* Task to complete
Locate the word "left" in the material, then show every line that holds it.

* Supplied data
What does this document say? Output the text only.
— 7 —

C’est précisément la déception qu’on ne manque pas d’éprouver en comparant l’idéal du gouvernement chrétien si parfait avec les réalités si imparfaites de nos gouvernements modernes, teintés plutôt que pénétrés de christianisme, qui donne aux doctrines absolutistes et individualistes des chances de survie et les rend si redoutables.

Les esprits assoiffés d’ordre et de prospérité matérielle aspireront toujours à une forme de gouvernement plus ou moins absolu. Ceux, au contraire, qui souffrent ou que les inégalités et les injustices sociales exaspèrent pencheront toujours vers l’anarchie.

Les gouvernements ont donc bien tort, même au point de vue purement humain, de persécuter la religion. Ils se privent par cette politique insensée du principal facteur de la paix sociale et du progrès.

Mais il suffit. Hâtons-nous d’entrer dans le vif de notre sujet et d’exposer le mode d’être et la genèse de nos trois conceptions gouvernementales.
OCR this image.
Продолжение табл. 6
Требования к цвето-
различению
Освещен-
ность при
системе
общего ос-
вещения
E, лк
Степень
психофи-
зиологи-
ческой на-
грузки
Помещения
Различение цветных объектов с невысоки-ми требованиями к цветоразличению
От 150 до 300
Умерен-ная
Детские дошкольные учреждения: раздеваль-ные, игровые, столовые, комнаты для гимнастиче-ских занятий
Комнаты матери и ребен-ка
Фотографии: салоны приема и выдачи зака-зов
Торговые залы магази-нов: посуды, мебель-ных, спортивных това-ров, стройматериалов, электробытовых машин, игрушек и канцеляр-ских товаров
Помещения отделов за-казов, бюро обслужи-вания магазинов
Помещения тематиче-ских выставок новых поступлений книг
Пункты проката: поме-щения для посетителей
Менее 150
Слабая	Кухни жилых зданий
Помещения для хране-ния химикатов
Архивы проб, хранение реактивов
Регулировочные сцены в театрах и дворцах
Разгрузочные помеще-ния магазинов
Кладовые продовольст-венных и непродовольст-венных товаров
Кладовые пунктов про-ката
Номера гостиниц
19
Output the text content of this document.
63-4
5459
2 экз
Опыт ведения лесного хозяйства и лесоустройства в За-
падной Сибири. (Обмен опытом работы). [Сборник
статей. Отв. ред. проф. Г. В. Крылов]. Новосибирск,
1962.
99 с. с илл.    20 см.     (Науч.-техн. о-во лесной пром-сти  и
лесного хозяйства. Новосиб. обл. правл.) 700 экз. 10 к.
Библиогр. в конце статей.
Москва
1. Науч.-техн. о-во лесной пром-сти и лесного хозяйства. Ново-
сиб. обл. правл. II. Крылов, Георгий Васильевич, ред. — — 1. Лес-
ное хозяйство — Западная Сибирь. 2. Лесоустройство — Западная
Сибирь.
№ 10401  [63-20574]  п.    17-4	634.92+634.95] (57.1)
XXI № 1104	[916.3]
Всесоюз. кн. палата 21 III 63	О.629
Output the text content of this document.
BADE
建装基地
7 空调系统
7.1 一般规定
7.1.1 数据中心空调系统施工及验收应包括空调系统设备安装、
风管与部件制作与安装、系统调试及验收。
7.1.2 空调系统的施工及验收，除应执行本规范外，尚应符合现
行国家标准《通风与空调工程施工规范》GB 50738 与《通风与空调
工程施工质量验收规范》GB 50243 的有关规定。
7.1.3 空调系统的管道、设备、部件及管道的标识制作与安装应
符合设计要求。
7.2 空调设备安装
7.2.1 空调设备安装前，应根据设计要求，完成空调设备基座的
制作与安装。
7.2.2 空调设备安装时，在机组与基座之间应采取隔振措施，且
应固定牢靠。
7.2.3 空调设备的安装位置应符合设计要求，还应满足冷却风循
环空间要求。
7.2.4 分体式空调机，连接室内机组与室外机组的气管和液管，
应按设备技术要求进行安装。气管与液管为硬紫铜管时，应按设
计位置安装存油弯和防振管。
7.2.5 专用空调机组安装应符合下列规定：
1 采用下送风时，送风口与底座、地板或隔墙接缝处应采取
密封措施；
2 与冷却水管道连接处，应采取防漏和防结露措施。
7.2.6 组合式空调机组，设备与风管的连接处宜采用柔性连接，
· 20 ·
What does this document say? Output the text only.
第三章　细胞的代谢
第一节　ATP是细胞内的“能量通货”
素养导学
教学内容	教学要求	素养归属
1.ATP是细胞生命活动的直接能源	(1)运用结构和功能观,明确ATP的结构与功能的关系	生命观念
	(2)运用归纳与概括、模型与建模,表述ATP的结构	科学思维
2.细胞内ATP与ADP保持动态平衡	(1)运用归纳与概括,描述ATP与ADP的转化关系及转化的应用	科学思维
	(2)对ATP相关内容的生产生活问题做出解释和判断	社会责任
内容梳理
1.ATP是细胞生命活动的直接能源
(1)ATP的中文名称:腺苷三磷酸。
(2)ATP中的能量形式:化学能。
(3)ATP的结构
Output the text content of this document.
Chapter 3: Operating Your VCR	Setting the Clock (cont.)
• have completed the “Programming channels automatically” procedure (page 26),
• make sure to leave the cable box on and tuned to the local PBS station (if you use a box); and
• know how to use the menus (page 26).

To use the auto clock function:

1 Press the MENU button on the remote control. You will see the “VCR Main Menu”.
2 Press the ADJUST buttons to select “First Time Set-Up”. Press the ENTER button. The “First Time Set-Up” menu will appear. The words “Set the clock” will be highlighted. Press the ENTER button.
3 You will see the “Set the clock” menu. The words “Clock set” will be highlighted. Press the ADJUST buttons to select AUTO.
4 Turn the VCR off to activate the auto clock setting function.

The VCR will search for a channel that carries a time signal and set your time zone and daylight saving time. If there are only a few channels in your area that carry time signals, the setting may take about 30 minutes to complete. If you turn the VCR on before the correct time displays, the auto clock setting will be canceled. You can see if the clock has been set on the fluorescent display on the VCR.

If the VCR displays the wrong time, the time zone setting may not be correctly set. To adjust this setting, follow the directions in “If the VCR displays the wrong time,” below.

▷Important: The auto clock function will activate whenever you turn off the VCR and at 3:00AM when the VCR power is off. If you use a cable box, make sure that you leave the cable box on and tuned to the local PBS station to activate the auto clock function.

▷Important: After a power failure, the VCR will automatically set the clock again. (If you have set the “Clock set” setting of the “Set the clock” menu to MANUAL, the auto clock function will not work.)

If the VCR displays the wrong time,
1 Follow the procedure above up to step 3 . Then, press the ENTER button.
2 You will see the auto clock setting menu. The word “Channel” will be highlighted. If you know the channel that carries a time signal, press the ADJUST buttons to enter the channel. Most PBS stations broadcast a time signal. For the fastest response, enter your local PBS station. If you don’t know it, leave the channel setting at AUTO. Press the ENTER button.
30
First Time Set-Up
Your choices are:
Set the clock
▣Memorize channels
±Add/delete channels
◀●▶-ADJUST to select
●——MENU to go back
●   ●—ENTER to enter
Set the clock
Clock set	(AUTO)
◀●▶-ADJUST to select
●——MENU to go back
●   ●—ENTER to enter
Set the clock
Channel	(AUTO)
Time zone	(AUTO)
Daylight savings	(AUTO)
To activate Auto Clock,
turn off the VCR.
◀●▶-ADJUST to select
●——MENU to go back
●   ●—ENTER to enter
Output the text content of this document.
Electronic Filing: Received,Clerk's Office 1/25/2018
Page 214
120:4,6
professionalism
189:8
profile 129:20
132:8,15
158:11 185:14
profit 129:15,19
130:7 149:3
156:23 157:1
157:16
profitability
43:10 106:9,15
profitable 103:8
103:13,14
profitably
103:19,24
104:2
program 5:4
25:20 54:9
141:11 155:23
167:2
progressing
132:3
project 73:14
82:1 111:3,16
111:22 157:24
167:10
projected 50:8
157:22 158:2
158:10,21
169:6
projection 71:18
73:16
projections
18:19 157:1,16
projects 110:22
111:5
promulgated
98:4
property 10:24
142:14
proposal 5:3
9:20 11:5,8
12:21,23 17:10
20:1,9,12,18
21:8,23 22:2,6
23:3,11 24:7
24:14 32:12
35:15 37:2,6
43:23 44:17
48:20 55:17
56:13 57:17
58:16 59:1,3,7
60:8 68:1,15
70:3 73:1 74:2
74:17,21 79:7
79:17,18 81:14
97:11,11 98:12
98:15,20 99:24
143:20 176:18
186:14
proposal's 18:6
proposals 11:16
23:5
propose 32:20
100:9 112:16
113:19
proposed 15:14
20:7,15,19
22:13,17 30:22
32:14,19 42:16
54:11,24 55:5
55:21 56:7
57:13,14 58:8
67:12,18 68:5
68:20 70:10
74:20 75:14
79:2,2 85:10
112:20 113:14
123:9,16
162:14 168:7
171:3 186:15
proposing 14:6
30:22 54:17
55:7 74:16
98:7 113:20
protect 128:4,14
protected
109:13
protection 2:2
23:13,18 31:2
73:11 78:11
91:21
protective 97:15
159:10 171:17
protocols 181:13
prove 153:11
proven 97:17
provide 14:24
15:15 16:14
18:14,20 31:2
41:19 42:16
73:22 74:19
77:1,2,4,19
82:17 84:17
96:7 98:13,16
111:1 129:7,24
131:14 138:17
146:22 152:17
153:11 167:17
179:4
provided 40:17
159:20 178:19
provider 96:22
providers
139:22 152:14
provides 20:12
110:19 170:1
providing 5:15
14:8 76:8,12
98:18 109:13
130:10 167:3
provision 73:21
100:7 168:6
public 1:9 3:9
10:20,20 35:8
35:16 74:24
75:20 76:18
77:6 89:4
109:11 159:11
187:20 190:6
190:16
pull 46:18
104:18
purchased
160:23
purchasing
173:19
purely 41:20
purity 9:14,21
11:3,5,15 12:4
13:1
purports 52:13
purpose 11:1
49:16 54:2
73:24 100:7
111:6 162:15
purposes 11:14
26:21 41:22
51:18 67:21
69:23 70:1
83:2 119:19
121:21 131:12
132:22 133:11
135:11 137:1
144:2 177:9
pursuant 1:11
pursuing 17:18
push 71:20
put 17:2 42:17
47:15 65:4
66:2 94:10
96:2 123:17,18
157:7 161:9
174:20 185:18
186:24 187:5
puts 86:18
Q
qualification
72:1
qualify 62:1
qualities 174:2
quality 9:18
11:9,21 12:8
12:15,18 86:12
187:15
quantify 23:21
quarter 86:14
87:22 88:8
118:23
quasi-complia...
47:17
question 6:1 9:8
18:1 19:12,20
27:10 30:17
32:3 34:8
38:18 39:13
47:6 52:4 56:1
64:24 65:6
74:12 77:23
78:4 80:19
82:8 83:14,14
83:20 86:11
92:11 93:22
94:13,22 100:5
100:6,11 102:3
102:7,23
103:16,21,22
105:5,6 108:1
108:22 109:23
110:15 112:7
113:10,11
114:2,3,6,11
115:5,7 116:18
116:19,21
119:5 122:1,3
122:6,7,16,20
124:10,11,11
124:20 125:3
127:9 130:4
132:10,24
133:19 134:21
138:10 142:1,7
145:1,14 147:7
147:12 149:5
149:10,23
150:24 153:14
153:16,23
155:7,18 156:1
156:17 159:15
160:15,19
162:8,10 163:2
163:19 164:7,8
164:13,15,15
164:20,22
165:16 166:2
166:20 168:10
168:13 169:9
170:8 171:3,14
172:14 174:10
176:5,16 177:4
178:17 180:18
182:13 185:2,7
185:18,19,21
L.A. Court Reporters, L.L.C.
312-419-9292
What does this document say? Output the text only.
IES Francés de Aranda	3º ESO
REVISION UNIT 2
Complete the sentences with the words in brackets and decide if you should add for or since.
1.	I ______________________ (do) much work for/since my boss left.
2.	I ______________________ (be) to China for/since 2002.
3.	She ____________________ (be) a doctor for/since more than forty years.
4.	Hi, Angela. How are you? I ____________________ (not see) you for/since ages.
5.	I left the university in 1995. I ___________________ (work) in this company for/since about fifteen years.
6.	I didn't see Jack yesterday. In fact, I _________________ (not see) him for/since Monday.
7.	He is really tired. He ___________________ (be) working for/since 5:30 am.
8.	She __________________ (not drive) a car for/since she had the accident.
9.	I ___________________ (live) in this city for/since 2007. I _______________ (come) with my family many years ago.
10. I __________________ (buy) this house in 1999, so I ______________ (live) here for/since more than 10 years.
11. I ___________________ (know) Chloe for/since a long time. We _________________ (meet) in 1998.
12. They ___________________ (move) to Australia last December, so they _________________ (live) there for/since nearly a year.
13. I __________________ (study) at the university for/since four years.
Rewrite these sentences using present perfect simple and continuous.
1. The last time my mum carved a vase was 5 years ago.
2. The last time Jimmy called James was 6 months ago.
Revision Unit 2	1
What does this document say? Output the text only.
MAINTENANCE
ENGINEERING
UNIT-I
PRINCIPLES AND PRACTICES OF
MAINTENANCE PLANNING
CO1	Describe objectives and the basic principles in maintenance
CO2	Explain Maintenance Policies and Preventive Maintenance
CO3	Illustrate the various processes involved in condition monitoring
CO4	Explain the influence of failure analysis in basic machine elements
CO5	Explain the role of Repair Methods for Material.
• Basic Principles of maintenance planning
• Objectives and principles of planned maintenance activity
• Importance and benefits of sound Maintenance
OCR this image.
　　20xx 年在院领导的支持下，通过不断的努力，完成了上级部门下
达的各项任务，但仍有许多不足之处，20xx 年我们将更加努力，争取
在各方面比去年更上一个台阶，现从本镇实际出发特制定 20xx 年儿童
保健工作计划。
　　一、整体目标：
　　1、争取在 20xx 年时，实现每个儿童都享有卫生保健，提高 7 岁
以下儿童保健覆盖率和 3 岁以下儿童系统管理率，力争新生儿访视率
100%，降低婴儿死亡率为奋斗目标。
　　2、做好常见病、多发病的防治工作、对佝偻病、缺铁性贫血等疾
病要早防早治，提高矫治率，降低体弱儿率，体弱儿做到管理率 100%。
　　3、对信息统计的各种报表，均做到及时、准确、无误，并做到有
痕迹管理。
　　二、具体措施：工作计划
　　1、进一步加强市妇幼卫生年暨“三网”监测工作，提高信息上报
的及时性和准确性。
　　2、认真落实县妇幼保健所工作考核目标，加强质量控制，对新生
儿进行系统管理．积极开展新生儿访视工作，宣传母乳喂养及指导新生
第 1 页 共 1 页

* Output of the exercise
1.	I ______________________ (do) much work for/since my boss left.
5.	I left the university in 1995. I ___________________ (work) in this company for/since about fifteen years.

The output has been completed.